:: INFORMATION GIVEN

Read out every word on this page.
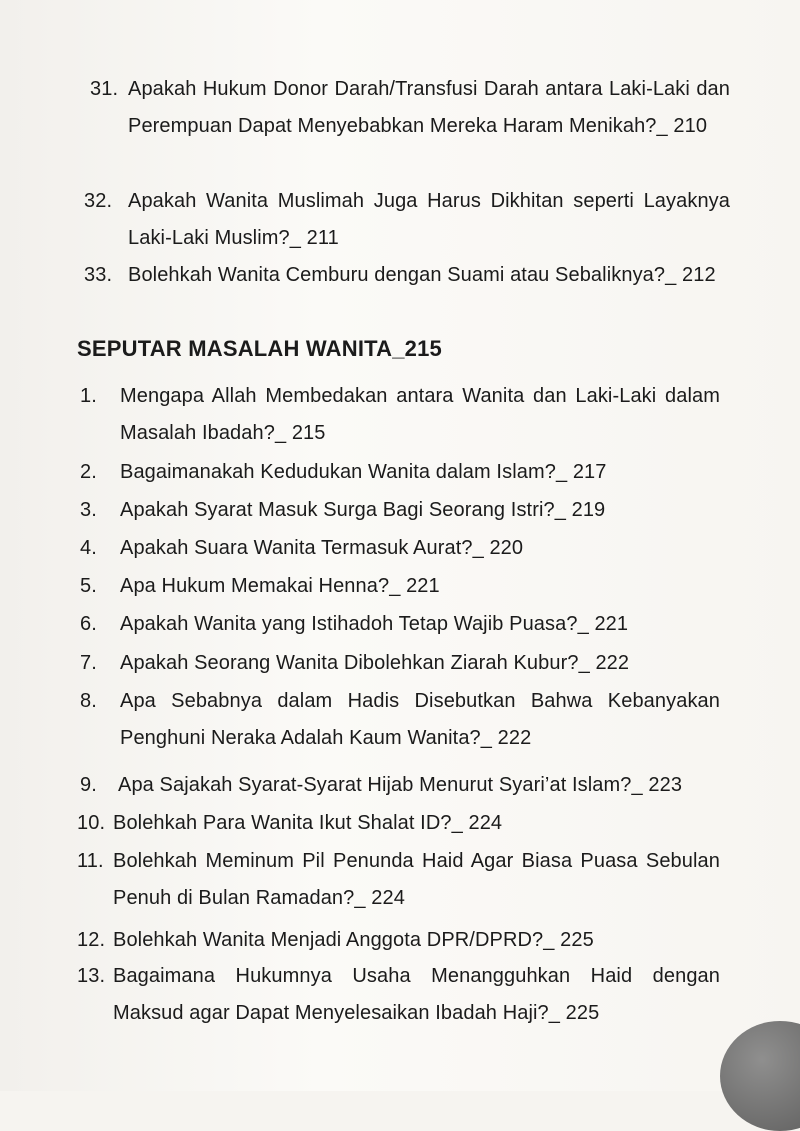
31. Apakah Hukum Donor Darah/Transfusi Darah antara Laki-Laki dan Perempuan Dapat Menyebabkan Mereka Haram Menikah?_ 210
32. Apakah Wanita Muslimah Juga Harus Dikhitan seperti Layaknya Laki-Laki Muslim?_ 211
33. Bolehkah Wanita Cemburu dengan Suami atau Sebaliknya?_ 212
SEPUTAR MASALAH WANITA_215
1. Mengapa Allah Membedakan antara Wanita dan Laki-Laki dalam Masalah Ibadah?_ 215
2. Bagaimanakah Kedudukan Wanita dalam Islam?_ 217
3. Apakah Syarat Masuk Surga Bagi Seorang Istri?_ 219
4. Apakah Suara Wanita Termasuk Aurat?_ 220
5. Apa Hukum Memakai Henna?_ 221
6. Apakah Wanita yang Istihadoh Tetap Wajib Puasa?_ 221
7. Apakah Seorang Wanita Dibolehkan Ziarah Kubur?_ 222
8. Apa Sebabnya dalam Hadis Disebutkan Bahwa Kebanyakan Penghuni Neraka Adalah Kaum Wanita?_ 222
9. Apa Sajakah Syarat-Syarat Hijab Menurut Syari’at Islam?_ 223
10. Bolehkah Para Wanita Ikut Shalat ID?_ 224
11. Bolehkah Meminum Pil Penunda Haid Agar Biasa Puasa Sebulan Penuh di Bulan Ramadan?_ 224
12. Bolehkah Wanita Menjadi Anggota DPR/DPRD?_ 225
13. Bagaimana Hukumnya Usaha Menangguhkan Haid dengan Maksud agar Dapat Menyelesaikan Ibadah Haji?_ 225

::::

WHAT TO DO ▸ Can you retype every record above exactly, leaving out the pictures?

OUTPUT FOR THIS TASK ▸
Read out every word on this page.
31. Apakah Hukum Donor Darah/Transfusi Darah antara Laki-Laki dan Perempuan Dapat Menyebabkan Mereka Haram Menikah?_ 210
32. Apakah Wanita Muslimah Juga Harus Dikhitan seperti Layaknya Laki-Laki Muslim?_ 211
33. Bolehkah Wanita Cemburu dengan Suami atau Sebaliknya?_ 212
SEPUTAR MASALAH WANITA_215
1. Mengapa Allah Membedakan antara Wanita dan Laki-Laki dalam Masalah Ibadah?_ 215
2. Bagaimanakah Kedudukan Wanita dalam Islam?_ 217
3. Apakah Syarat Masuk Surga Bagi Seorang Istri?_ 219
4. Apakah Suara Wanita Termasuk Aurat?_ 220
5. Apa Hukum Memakai Henna?_ 221
6. Apakah Wanita yang Istihadoh Tetap Wajib Puasa?_ 221
7. Apakah Seorang Wanita Dibolehkan Ziarah Kubur?_ 222
8. Apa Sebabnya dalam Hadis Disebutkan Bahwa Kebanyakan Penghuni Neraka Adalah Kaum Wanita?_ 222
9. Apa Sajakah Syarat-Syarat Hijab Menurut Syari’at Islam?_ 223
10. Bolehkah Para Wanita Ikut Shalat ID?_ 224
11. Bolehkah Meminum Pil Penunda Haid Agar Biasa Puasa Sebulan Penuh di Bulan Ramadan?_ 224
12. Bolehkah Wanita Menjadi Anggota DPR/DPRD?_ 225
13. Bagaimana Hukumnya Usaha Menangguhkan Haid dengan Maksud agar Dapat Menyelesaikan Ibadah Haji?_ 225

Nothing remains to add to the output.